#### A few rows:
· · · · ·

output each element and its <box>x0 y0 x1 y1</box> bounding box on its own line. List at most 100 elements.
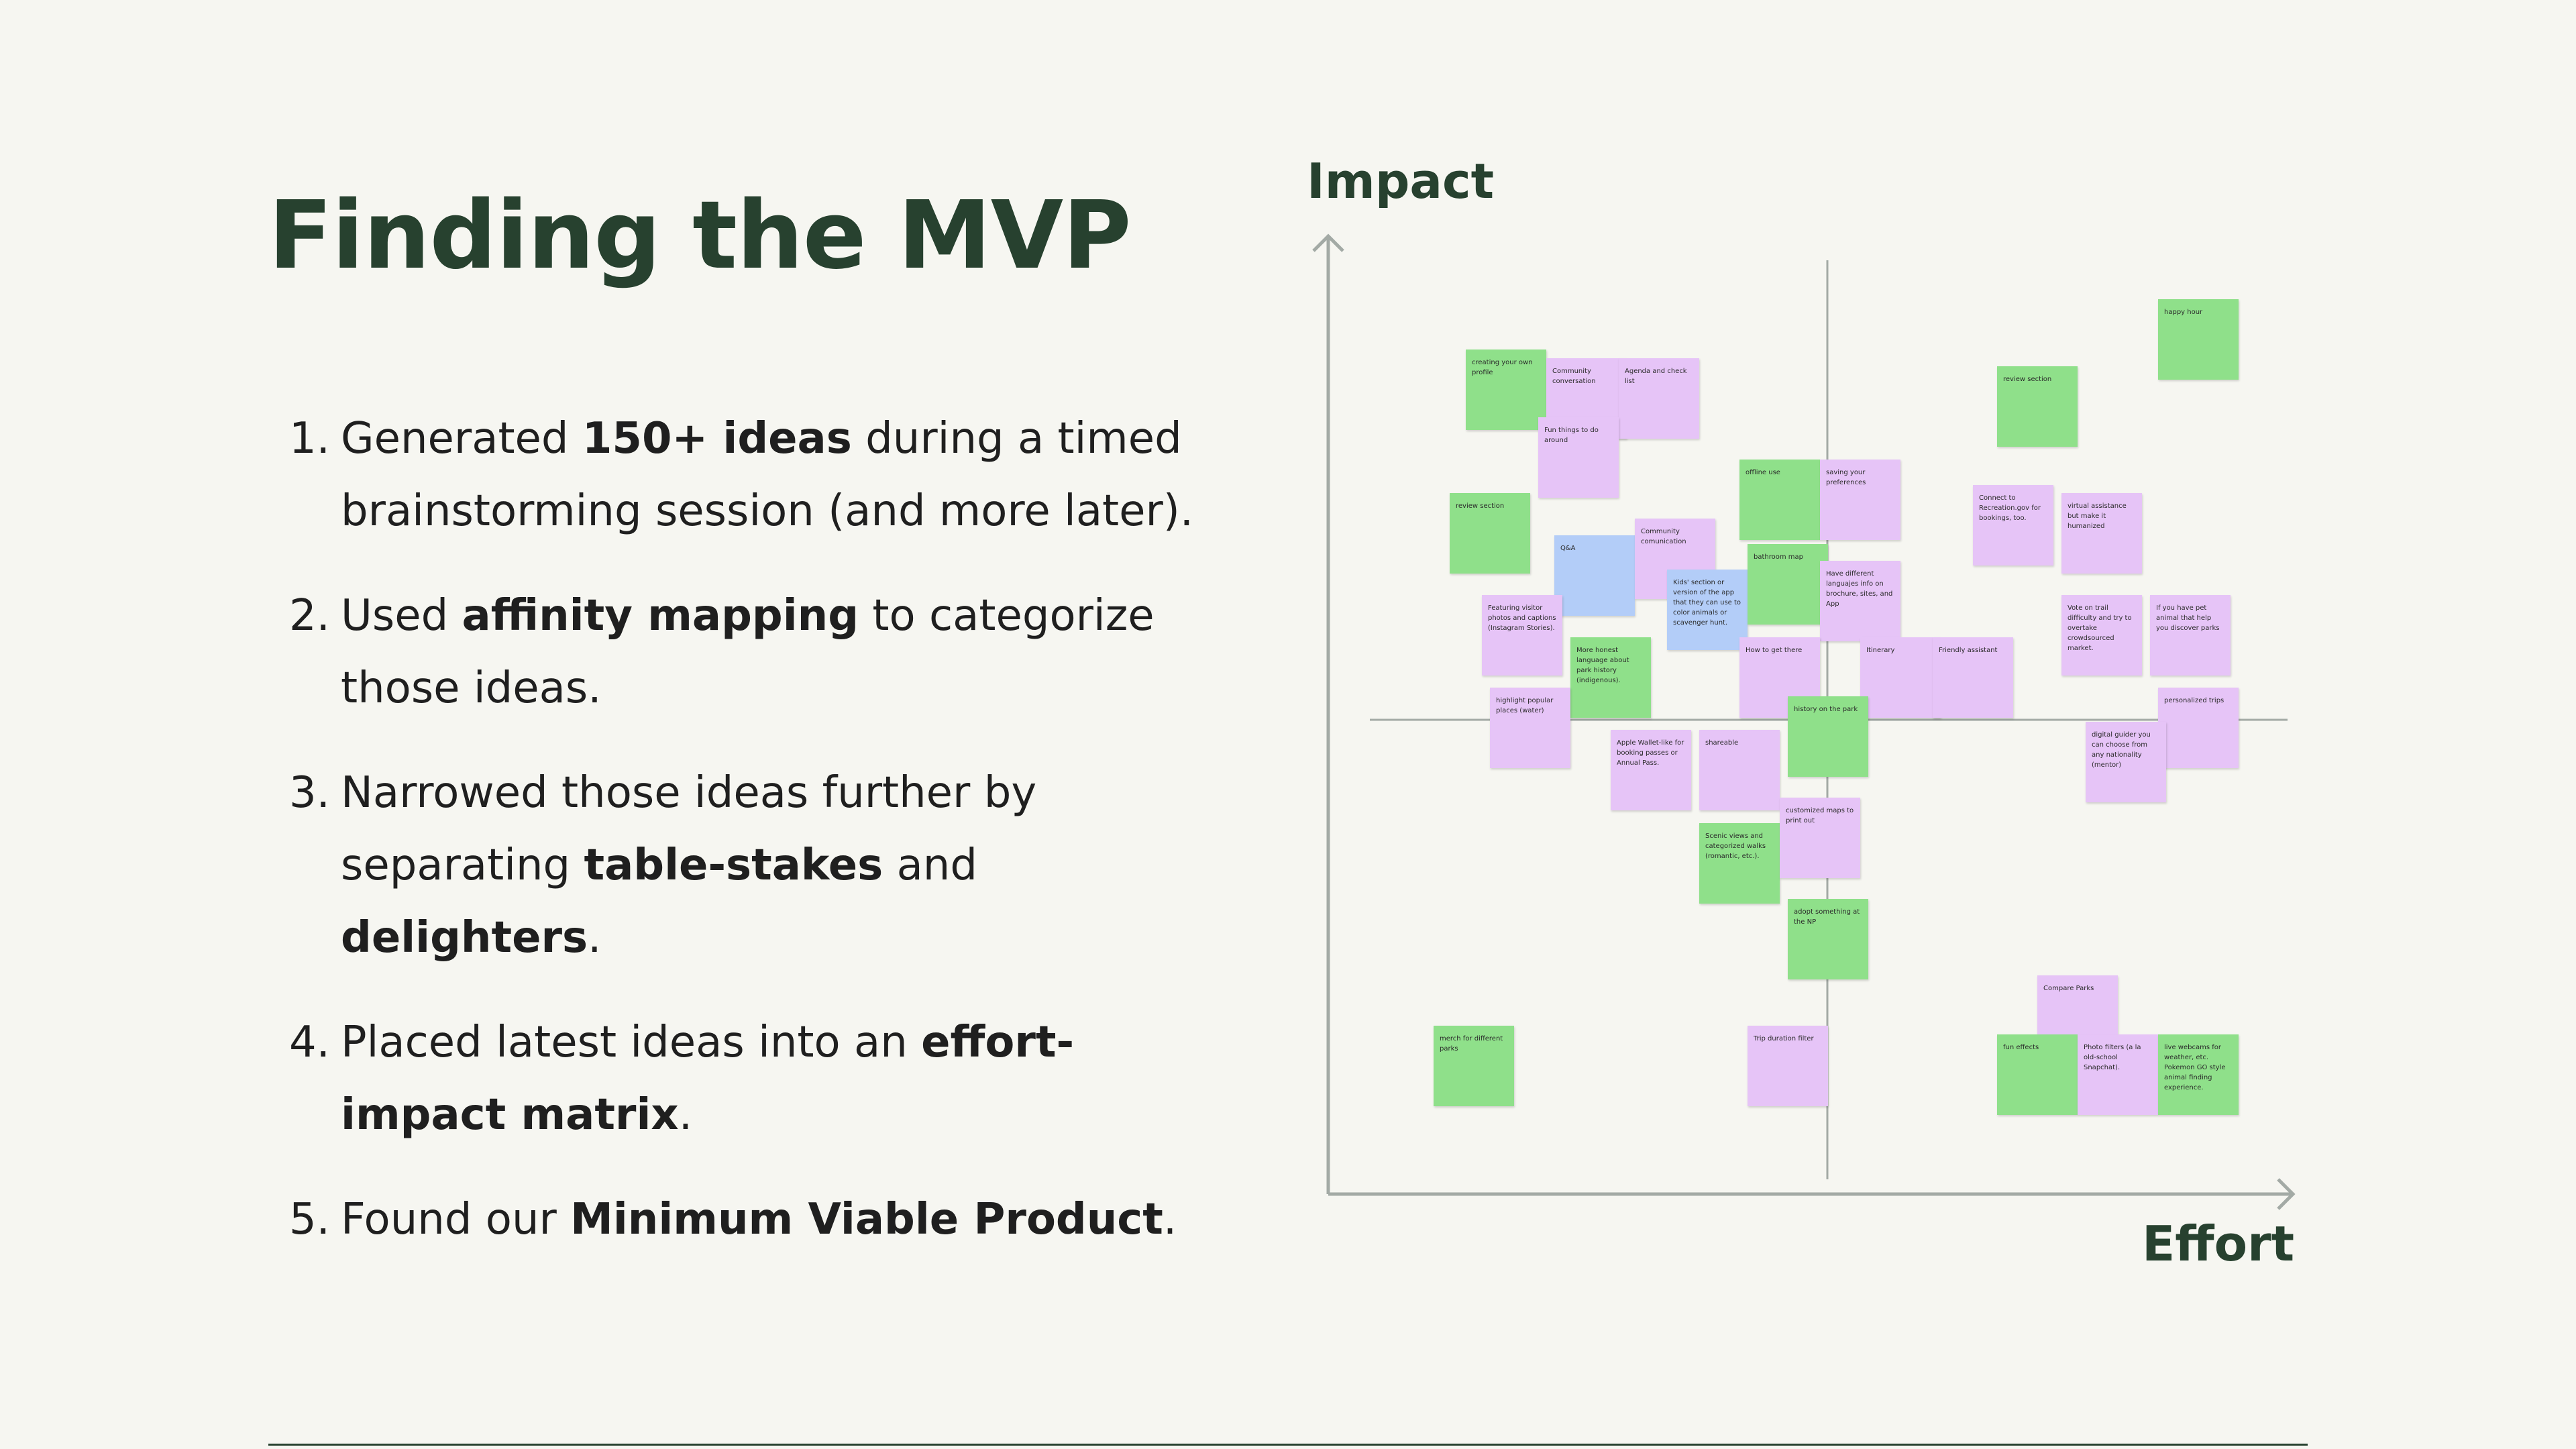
sticky-note: Q&A <box>1554 535 1635 616</box>
sticky-note-text: history on the park <box>1794 705 1858 713</box>
sticky-note: adopt something at the NP <box>1788 899 1868 980</box>
sticky-note-text: merch for different parks <box>1440 1035 1503 1053</box>
sticky-note-text: Q&A <box>1560 545 1576 553</box>
effort-impact-matrix: creating your own profile Community conve… <box>1312 221 2308 1228</box>
sticky-note: Kids' section or version of the app that… <box>1667 569 1748 650</box>
sticky-note: digital guider you can choose from any n… <box>2086 721 2166 802</box>
sticky-note: shareable <box>1699 730 1780 811</box>
step-highlight: affinity mapping <box>462 591 859 641</box>
step-number: 1. <box>288 414 330 464</box>
sticky-note-text: bathroom map <box>1754 553 1803 561</box>
sticky-note: review section <box>1450 493 1530 574</box>
step-text: to categorize those ideas. <box>341 591 1155 713</box>
sticky-note-text: How to get there <box>1746 646 1803 654</box>
sticky-note-text: adopt something at the NP <box>1794 908 1860 926</box>
sticky-note-text: Photo filters (a la old-school Snapchat)… <box>2084 1043 2141 1071</box>
step-text: Narrowed those ideas further by separati… <box>341 768 1037 890</box>
step-number: 4. <box>288 1018 330 1067</box>
sticky-note: Itinerary <box>1860 637 1941 718</box>
sticky-note: Photo filters (a la old-school Snapchat)… <box>2078 1034 2158 1115</box>
sticky-note: Agenda and check list <box>1619 358 1699 439</box>
sticky-note-text: Featuring visitor photos and captions (I… <box>1488 604 1556 632</box>
sticky-note-text: Vote on trail difficulty and try to over… <box>2068 604 2132 652</box>
sticky-notes: creating your own profile Community conve… <box>1315 221 2308 1228</box>
sticky-note: Have different languajes info on brochur… <box>1820 561 1900 642</box>
sticky-note: personalized trips <box>2158 688 2239 769</box>
sticky-note-text: saving your preferences <box>1826 469 1866 486</box>
sticky-note-text: digital guider you can choose from any n… <box>2092 731 2151 769</box>
sticky-note-text: review section <box>1456 502 1505 511</box>
step-text: and <box>883 841 977 890</box>
step-text: Placed latest ideas into an <box>341 1018 922 1067</box>
sticky-note-text: Apple Wallet-like for booking passes or … <box>1617 739 1684 767</box>
sticky-note-text: offline use <box>1746 469 1780 476</box>
sticky-note: merch for different parks <box>1434 1026 1514 1107</box>
sticky-note: Fun things to do around <box>1538 417 1619 498</box>
sticky-note-text: Friendly assistant <box>1939 646 1998 654</box>
sticky-note: Connect to Recreation.gov for bookings, … <box>1973 484 2053 566</box>
sticky-note-text: Have different languajes info on brochur… <box>1826 570 1893 608</box>
sticky-note: Apple Wallet-like for booking passes or … <box>1611 730 1691 811</box>
sticky-note-text: Fun things to do around <box>1544 427 1599 444</box>
sticky-note: offline use <box>1739 460 1820 540</box>
step-highlight: Minimum Viable Product <box>570 1195 1163 1244</box>
step-text: during a timed brainstorming session (an… <box>341 414 1194 536</box>
step-text: Found our <box>341 1195 571 1244</box>
step-number: 2. <box>288 591 330 641</box>
sticky-note: saving your preferences <box>1820 460 1900 540</box>
sticky-note: Friendly assistant <box>1933 637 2013 718</box>
step-1: 1. Generated 150+ ideas during a timed br… <box>268 402 1234 547</box>
sticky-note-text: Agenda and check list <box>1625 367 1687 385</box>
sticky-note-text: Scenic views and categorized walks (roma… <box>1705 832 1766 860</box>
sticky-note: happy hour <box>2158 299 2239 380</box>
step-number: 3. <box>288 768 330 818</box>
step-2: 2. Used affinity mapping to categorize th… <box>268 580 1234 724</box>
sticky-note: highlight popular places (water) <box>1490 688 1570 769</box>
sticky-note-text: Community conversation <box>1552 367 1596 385</box>
sticky-note-text: Community comunication <box>1641 528 1686 546</box>
sticky-note-text: Itinerary <box>1866 646 1895 654</box>
sticky-note-text: happy hour <box>2164 308 2203 316</box>
sticky-note: creating your own profile <box>1466 350 1546 431</box>
step-5: 5. Found our Minimum Viable Product. <box>268 1183 1234 1256</box>
step-number: 5. <box>288 1195 330 1244</box>
sticky-note-text: review section <box>2003 376 2052 384</box>
step-highlight: table-stakes <box>584 841 883 890</box>
step-highlight: 150+ ideas <box>582 414 852 464</box>
sticky-note-text: virtual assistance but make it humanized <box>2068 502 2127 531</box>
sticky-note-text: Connect to Recreation.gov for bookings, … <box>1979 494 2041 522</box>
sticky-note: bathroom map <box>1748 544 1828 625</box>
sticky-note-text: highlight popular places (water) <box>1496 697 1554 715</box>
sticky-note: More honest language about park history … <box>1570 637 1651 718</box>
sticky-note: history on the park <box>1788 696 1868 777</box>
process-steps-list: 1. Generated 150+ ideas during a timed br… <box>268 402 1234 1288</box>
sticky-note: virtual assistance but make it humanized <box>2061 493 2142 574</box>
sticky-note-text: personalized trips <box>2164 697 2224 705</box>
sticky-note-text: Kids' section or version of the app that… <box>1673 578 1741 627</box>
sticky-note: live webcams for weather, etc. Pokemon G… <box>2158 1034 2239 1115</box>
step-4: 4. Placed latest ideas into an effort-imp… <box>268 1006 1234 1151</box>
sticky-note-text: fun effects <box>2003 1043 2039 1051</box>
sticky-note: Featuring visitor photos and captions (I… <box>1482 594 1562 676</box>
page-title: Finding the MVP <box>268 181 1132 290</box>
sticky-note: Trip duration filter <box>1748 1026 1828 1107</box>
step-text: Generated <box>341 414 582 464</box>
step-3: 3. Narrowed those ideas further by separa… <box>268 757 1234 974</box>
sticky-note-text: Compare Parks <box>2043 984 2094 992</box>
sticky-note-text: If you have pet animal that help you dis… <box>2156 604 2220 632</box>
sticky-note: review section <box>1997 366 2078 447</box>
effort-axis-label: Effort <box>2142 1216 2294 1272</box>
step-text: . <box>588 913 602 963</box>
footer-divider <box>268 1444 2308 1446</box>
sticky-note: fun effects <box>1997 1034 2078 1115</box>
sticky-note-text: shareable <box>1705 739 1739 747</box>
step-text: . <box>1163 1195 1177 1244</box>
step-text: . <box>678 1090 693 1140</box>
impact-axis-label: Impact <box>1307 153 1495 209</box>
sticky-note: customized maps to print out <box>1780 798 1860 878</box>
sticky-note-text: More honest language about park history … <box>1576 646 1629 684</box>
x-axis-arrow <box>2277 1178 2296 1210</box>
y-axis-arrow <box>1312 233 1344 252</box>
step-highlight: delighters <box>341 913 588 963</box>
sticky-note-text: live webcams for weather, etc. Pokemon G… <box>2164 1043 2226 1091</box>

· · · · ·

#### TASK:
Please copy every line of the rows above unchanged, leaving out any pictures.

#### REPLY TO THE TASK:
output each element and its <box>x0 y0 x1 y1</box> bounding box on its own line. List at most 100 elements.
sticky-note: Q&A <box>1554 535 1635 616</box>
sticky-note-text: history on the park <box>1794 705 1858 713</box>
sticky-note: adopt something at the NP <box>1788 899 1868 980</box>
sticky-note-text: merch for different parks <box>1440 1035 1503 1053</box>
sticky-note-text: Q&A <box>1560 545 1576 553</box>
effort-impact-matrix: creating your own profile Community conve… <box>1312 221 2308 1228</box>
sticky-note: Kids' section or version of the app that… <box>1667 569 1748 650</box>
sticky-note: digital guider you can choose from any n… <box>2086 721 2166 802</box>
sticky-note: shareable <box>1699 730 1780 811</box>
step-highlight: affinity mapping <box>462 591 859 641</box>
step-number: 1. <box>288 414 330 464</box>
sticky-note-text: bathroom map <box>1754 553 1803 561</box>
sticky-note: review section <box>1450 493 1530 574</box>
step-text: to categorize those ideas. <box>341 591 1155 713</box>
sticky-note-text: How to get there <box>1746 646 1803 654</box>
sticky-note-text: adopt something at the NP <box>1794 908 1860 926</box>
sticky-note-text: Photo filters (a la old-school Snapchat)… <box>2084 1043 2141 1071</box>
step-text: Narrowed those ideas further by separati… <box>341 768 1037 890</box>
step-number: 4. <box>288 1018 330 1067</box>
sticky-note: Itinerary <box>1860 637 1941 718</box>
sticky-note: Photo filters (a la old-school Snapchat)… <box>2078 1034 2158 1115</box>
sticky-note: Agenda and check list <box>1619 358 1699 439</box>
sticky-note-text: Featuring visitor photos and captions (I… <box>1488 604 1556 632</box>
sticky-note-text: Vote on trail difficulty and try to over… <box>2068 604 2132 652</box>
sticky-notes: creating your own profile Community conve… <box>1315 221 2308 1228</box>
sticky-note: Have different languajes info on brochur… <box>1820 561 1900 642</box>
sticky-note: personalized trips <box>2158 688 2239 769</box>
sticky-note-text: saving your preferences <box>1826 469 1866 486</box>
sticky-note-text: digital guider you can choose from any n… <box>2092 731 2151 769</box>
sticky-note-text: review section <box>1456 502 1505 511</box>
step-text: and <box>883 841 977 890</box>
step-text: Placed latest ideas into an <box>341 1018 922 1067</box>
sticky-note-text: Apple Wallet-like for booking passes or … <box>1617 739 1684 767</box>
sticky-note-text: offline use <box>1746 469 1780 476</box>
sticky-note: merch for different parks <box>1434 1026 1514 1107</box>
sticky-note: Fun things to do around <box>1538 417 1619 498</box>
sticky-note-text: Friendly assistant <box>1939 646 1998 654</box>
sticky-note: Connect to Recreation.gov for bookings, … <box>1973 484 2053 566</box>
sticky-note-text: Have different languajes info on brochur… <box>1826 570 1893 608</box>
sticky-note: Apple Wallet-like for booking passes or … <box>1611 730 1691 811</box>
sticky-note-text: Fun things to do around <box>1544 427 1599 444</box>
sticky-note: offline use <box>1739 460 1820 540</box>
step-highlight: Minimum Viable Product <box>570 1195 1163 1244</box>
step-text: during a timed brainstorming session (an… <box>341 414 1194 536</box>
step-text: Found our <box>341 1195 571 1244</box>
step-number: 2. <box>288 591 330 641</box>
sticky-note: saving your preferences <box>1820 460 1900 540</box>
sticky-note: Friendly assistant <box>1933 637 2013 718</box>
step-1: 1. Generated 150+ ideas during a timed br… <box>268 402 1234 547</box>
sticky-note-text: Agenda and check list <box>1625 367 1687 385</box>
sticky-note-text: Scenic views and categorized walks (roma… <box>1705 832 1766 860</box>
sticky-note: happy hour <box>2158 299 2239 380</box>
step-number: 3. <box>288 768 330 818</box>
step-2: 2. Used affinity mapping to categorize th… <box>268 580 1234 724</box>
sticky-note: highlight popular places (water) <box>1490 688 1570 769</box>
sticky-note-text: Community conversation <box>1552 367 1596 385</box>
sticky-note-text: Community comunication <box>1641 528 1686 546</box>
sticky-note-text: Itinerary <box>1866 646 1895 654</box>
sticky-note-text: happy hour <box>2164 308 2203 316</box>
sticky-note: creating your own profile <box>1466 350 1546 431</box>
step-5: 5. Found our Minimum Viable Product. <box>268 1183 1234 1256</box>
step-number: 5. <box>288 1195 330 1244</box>
sticky-note-text: review section <box>2003 376 2052 384</box>
step-highlight: table-stakes <box>584 841 883 890</box>
step-highlight: 150+ ideas <box>582 414 852 464</box>
sticky-note-text: virtual assistance but make it humanized <box>2068 502 2127 531</box>
sticky-note-text: Connect to Recreation.gov for bookings, … <box>1979 494 2041 522</box>
sticky-note: bathroom map <box>1748 544 1828 625</box>
sticky-note-text: highlight popular places (water) <box>1496 697 1554 715</box>
sticky-note: More honest language about park history … <box>1570 637 1651 718</box>
sticky-note: history on the park <box>1788 696 1868 777</box>
process-steps-list: 1. Generated 150+ ideas during a timed br… <box>268 402 1234 1288</box>
sticky-note: virtual assistance but make it humanized <box>2061 493 2142 574</box>
sticky-note-text: personalized trips <box>2164 697 2224 705</box>
sticky-note-text: Kids' section or version of the app that… <box>1673 578 1741 627</box>
sticky-note: live webcams for weather, etc. Pokemon G… <box>2158 1034 2239 1115</box>
step-4: 4. Placed latest ideas into an effort-imp… <box>268 1006 1234 1151</box>
sticky-note-text: fun effects <box>2003 1043 2039 1051</box>
sticky-note: Featuring visitor photos and captions (I… <box>1482 594 1562 676</box>
page-title: Finding the MVP <box>268 181 1132 290</box>
sticky-note: Trip duration filter <box>1748 1026 1828 1107</box>
step-text: Generated <box>341 414 582 464</box>
step-3: 3. Narrowed those ideas further by separa… <box>268 757 1234 974</box>
sticky-note-text: Compare Parks <box>2043 984 2094 992</box>
sticky-note-text: If you have pet animal that help you dis… <box>2156 604 2220 632</box>
sticky-note: review section <box>1997 366 2078 447</box>
effort-axis-label: Effort <box>2142 1216 2294 1272</box>
step-text: . <box>588 913 602 963</box>
footer-divider <box>268 1444 2308 1446</box>
sticky-note: fun effects <box>1997 1034 2078 1115</box>
sticky-note-text: shareable <box>1705 739 1739 747</box>
step-text: . <box>1163 1195 1177 1244</box>
step-text: . <box>678 1090 693 1140</box>
impact-axis-label: Impact <box>1307 153 1495 209</box>
sticky-note: customized maps to print out <box>1780 798 1860 878</box>
sticky-note-text: More honest language about park history … <box>1576 646 1629 684</box>
x-axis-arrow <box>2277 1178 2296 1210</box>
y-axis-arrow <box>1312 233 1344 252</box>
step-highlight: delighters <box>341 913 588 963</box>
sticky-note-text: live webcams for weather, etc. Pokemon G… <box>2164 1043 2226 1091</box>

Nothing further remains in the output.